→ **STATED GOAL**: State how many lines in these records contain the word "Karma", and nothing else.

→ **MATERIAL TO PROCESS**:
───

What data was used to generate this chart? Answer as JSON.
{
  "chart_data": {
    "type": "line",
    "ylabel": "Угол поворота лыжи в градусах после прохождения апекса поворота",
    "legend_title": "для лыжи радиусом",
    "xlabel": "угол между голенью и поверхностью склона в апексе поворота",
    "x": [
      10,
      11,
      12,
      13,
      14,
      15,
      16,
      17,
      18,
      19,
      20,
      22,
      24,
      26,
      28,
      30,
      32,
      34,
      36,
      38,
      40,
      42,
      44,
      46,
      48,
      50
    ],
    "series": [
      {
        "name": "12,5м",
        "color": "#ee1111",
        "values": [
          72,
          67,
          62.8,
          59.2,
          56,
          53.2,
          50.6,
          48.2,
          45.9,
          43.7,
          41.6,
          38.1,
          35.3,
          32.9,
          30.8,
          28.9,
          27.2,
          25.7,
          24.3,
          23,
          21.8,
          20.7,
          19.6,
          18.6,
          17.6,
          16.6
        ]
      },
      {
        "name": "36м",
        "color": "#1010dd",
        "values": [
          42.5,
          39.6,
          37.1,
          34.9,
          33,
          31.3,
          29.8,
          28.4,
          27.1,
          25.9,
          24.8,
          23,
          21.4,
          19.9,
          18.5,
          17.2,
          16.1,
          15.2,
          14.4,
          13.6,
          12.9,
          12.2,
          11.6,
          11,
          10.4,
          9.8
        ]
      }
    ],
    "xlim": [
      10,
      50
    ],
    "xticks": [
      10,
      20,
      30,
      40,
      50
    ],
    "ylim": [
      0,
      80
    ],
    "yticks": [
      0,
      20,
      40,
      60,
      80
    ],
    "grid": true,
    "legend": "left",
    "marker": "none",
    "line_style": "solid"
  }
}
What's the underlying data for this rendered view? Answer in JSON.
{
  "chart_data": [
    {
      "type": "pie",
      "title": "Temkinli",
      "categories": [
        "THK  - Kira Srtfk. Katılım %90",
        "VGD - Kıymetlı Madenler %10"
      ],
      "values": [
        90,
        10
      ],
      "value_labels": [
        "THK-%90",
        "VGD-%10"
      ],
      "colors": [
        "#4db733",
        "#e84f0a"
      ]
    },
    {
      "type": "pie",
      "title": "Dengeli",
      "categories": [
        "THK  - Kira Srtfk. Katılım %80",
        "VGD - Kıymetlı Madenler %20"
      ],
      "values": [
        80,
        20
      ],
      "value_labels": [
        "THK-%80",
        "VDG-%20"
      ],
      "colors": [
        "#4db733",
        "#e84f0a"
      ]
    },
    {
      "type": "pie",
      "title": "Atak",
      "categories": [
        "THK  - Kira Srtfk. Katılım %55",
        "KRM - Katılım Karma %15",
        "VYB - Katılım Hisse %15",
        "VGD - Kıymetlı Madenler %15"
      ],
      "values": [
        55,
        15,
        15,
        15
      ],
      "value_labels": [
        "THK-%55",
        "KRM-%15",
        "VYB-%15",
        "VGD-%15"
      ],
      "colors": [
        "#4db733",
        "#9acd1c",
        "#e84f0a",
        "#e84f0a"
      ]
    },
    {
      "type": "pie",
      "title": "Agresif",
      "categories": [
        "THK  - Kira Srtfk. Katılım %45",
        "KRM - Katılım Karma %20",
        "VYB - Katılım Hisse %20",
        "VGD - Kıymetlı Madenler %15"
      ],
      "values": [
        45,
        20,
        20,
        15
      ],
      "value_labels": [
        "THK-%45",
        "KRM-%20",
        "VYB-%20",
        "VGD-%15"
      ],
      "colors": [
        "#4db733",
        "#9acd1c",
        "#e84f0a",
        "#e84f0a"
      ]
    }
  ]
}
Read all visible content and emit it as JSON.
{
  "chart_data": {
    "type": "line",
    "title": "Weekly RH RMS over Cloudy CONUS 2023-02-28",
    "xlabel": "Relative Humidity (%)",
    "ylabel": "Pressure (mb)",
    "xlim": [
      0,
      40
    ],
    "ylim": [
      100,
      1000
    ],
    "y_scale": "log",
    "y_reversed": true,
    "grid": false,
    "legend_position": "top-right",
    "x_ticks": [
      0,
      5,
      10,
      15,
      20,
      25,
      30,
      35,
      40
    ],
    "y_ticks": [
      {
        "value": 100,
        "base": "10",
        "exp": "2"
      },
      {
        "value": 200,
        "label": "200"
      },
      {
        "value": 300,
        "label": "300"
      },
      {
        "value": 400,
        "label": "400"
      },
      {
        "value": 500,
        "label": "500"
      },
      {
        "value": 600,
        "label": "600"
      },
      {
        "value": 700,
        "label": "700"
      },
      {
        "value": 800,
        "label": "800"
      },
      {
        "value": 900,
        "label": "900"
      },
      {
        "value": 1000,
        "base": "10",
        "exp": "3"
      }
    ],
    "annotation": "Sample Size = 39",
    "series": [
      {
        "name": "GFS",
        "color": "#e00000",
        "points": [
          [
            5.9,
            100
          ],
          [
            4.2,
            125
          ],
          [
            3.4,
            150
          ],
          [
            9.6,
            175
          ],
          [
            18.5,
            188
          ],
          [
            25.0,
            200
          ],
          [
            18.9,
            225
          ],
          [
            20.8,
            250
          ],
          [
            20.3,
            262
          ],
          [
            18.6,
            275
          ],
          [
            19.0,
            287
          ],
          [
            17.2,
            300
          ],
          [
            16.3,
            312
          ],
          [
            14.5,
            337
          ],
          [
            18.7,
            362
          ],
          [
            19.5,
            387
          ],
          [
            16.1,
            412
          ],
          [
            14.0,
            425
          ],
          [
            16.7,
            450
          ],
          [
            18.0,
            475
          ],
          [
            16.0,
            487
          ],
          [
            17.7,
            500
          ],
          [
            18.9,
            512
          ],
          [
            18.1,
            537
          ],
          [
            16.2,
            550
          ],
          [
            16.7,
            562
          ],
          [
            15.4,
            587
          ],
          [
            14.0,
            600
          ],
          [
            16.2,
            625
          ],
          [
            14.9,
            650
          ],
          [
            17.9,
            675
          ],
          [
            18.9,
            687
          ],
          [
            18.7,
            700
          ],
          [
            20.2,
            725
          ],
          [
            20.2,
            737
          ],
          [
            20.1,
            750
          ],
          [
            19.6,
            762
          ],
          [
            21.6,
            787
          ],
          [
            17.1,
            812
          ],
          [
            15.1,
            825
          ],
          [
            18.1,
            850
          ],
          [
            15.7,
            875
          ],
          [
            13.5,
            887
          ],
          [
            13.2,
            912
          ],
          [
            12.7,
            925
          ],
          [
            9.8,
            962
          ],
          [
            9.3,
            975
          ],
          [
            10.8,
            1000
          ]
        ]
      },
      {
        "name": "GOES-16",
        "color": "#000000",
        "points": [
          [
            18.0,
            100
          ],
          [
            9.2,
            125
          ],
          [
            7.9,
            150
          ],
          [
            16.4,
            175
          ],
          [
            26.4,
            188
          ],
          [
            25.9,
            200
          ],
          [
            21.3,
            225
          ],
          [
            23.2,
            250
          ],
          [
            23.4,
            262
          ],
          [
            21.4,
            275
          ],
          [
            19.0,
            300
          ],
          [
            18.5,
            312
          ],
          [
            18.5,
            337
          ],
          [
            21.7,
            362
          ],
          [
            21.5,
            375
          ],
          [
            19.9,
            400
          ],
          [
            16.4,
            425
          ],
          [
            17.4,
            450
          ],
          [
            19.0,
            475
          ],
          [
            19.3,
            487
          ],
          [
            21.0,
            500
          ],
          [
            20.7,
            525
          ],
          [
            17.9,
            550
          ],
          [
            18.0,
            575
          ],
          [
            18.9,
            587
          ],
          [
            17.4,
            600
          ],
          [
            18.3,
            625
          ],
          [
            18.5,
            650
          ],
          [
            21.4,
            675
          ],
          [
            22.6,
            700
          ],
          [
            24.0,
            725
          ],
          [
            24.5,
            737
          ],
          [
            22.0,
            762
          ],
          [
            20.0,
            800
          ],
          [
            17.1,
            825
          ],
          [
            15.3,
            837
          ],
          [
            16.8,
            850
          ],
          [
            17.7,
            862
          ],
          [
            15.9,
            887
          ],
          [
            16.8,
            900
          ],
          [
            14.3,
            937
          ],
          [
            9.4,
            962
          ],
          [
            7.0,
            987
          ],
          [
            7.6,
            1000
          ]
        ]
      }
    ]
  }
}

───

→ **COMPLETED TASK**: 2